▶ [Provided entries]:
════

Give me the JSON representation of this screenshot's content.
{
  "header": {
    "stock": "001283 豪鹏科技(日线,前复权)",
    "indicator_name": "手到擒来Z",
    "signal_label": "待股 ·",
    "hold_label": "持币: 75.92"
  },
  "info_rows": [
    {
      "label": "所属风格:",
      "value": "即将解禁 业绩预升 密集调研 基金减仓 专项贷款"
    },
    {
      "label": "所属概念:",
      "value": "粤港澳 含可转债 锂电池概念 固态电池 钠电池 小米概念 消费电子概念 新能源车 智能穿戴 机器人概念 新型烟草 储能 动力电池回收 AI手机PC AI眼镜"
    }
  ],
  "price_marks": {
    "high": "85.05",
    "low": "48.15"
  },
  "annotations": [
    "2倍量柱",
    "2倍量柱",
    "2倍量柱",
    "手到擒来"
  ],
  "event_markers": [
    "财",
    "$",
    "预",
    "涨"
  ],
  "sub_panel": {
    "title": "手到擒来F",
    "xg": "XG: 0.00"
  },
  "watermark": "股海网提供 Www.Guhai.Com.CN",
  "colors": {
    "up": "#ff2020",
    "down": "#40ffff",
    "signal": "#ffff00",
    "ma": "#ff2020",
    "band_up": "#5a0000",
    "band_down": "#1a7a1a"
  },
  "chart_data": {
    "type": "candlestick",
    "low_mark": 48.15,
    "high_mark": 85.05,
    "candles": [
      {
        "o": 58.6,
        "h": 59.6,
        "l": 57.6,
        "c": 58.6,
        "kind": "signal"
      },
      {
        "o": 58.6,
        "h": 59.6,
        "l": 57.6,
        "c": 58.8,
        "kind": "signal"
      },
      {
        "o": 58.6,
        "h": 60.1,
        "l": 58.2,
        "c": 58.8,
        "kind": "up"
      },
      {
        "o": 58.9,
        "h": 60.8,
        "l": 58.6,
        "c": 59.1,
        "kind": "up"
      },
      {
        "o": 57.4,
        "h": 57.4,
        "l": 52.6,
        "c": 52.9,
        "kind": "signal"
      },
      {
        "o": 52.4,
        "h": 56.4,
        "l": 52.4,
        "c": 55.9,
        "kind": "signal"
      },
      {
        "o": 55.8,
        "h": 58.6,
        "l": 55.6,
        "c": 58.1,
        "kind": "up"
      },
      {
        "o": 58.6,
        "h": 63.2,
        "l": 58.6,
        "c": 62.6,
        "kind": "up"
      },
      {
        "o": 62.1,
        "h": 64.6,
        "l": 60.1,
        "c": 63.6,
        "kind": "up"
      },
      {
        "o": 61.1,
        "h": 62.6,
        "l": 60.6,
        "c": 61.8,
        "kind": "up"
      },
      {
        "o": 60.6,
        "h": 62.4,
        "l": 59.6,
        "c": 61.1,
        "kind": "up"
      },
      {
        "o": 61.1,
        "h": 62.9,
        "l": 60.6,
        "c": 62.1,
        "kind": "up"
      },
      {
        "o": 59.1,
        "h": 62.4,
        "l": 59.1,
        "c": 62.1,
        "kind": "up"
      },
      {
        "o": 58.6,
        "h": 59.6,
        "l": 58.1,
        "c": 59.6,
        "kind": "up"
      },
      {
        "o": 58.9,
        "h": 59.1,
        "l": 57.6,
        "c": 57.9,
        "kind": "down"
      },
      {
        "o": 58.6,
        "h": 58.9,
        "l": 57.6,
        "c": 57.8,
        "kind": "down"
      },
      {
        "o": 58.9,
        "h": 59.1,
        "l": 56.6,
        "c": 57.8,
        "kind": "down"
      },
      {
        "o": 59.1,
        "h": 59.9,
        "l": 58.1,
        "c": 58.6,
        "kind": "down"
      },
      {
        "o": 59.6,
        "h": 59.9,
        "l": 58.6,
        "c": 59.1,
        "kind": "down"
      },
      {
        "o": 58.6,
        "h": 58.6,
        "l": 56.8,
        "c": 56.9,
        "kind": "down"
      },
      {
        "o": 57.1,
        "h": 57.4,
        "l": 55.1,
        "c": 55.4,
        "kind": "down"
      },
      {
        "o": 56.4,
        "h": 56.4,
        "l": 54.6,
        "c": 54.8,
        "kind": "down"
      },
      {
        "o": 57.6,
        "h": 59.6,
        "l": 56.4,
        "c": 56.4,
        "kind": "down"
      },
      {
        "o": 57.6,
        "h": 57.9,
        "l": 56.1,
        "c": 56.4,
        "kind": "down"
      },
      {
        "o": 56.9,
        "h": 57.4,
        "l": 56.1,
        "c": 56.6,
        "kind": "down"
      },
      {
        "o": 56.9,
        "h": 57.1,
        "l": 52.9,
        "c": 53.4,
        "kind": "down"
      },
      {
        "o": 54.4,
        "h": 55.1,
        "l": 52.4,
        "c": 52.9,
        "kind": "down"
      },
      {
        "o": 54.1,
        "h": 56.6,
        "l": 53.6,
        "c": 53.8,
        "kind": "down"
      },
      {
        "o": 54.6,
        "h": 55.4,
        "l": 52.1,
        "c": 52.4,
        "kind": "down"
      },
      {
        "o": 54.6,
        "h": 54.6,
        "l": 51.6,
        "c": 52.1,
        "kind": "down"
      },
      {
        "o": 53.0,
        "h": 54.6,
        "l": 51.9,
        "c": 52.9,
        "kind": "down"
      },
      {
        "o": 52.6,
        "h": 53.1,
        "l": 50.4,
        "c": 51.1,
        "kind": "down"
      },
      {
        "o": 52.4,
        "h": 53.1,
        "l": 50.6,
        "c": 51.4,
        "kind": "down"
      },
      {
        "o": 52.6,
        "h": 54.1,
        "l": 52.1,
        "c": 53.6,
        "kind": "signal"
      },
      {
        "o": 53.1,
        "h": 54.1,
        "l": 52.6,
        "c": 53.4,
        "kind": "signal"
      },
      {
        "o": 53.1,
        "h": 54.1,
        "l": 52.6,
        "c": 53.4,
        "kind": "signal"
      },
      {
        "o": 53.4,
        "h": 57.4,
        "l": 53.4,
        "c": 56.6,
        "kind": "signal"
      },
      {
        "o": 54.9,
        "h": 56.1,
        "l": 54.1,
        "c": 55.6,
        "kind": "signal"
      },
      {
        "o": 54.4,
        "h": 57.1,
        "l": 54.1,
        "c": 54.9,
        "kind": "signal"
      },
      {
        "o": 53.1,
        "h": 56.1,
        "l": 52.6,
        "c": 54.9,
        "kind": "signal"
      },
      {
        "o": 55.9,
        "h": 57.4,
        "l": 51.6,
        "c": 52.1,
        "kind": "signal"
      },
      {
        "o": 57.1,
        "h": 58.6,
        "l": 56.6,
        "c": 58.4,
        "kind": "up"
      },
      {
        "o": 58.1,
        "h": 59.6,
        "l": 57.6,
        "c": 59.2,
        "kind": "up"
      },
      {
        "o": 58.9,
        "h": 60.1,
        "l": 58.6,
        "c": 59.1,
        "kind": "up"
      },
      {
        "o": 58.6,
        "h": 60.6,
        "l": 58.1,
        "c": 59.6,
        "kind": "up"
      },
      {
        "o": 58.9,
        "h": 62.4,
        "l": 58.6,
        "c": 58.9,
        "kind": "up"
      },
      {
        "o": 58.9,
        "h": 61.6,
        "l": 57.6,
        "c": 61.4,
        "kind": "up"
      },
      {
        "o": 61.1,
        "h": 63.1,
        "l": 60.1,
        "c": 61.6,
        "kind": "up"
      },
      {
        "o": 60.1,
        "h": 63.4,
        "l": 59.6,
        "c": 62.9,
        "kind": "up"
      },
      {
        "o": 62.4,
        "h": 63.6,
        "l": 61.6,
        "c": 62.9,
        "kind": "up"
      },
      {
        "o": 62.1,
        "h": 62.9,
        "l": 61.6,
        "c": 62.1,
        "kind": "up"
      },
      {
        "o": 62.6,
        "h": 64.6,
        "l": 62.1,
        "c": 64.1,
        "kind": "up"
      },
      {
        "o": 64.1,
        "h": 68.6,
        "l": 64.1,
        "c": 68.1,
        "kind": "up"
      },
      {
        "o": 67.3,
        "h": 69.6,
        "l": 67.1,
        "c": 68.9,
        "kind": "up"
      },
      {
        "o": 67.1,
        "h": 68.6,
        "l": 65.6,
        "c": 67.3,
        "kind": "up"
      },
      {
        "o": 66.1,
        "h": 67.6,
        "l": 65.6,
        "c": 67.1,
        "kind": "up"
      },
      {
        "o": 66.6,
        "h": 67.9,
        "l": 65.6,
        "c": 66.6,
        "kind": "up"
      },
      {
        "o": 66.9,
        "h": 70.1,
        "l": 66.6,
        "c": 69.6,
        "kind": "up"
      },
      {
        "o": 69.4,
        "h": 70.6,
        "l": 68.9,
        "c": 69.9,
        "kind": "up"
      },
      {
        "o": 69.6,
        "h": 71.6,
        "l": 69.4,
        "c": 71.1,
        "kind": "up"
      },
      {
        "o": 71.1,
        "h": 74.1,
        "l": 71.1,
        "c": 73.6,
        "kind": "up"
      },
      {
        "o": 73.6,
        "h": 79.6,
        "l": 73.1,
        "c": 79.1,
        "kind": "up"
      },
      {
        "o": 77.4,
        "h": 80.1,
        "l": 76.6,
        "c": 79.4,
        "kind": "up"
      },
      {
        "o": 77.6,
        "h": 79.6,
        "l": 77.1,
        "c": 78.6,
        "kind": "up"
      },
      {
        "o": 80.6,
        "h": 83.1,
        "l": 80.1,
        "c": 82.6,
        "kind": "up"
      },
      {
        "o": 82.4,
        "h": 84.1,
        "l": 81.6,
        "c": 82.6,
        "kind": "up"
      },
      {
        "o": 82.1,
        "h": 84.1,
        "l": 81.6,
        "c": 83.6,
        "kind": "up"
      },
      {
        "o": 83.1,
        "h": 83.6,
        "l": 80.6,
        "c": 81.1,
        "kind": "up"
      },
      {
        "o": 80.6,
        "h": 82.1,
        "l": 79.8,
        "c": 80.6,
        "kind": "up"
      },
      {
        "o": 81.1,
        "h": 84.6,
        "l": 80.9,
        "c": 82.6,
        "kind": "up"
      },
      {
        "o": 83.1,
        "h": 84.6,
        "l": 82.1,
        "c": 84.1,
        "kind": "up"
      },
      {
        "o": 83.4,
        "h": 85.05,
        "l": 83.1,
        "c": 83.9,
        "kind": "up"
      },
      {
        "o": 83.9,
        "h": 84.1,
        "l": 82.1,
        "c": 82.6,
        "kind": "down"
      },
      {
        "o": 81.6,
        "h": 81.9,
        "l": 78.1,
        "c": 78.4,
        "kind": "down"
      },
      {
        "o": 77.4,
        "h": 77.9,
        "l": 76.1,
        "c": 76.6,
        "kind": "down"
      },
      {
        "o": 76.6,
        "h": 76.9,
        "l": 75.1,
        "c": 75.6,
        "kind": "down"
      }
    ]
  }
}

════

▶ [Problem to solve]:
Find how many lines hold the string "value", and state that number alone.

▶ [Result of the exercise]:
2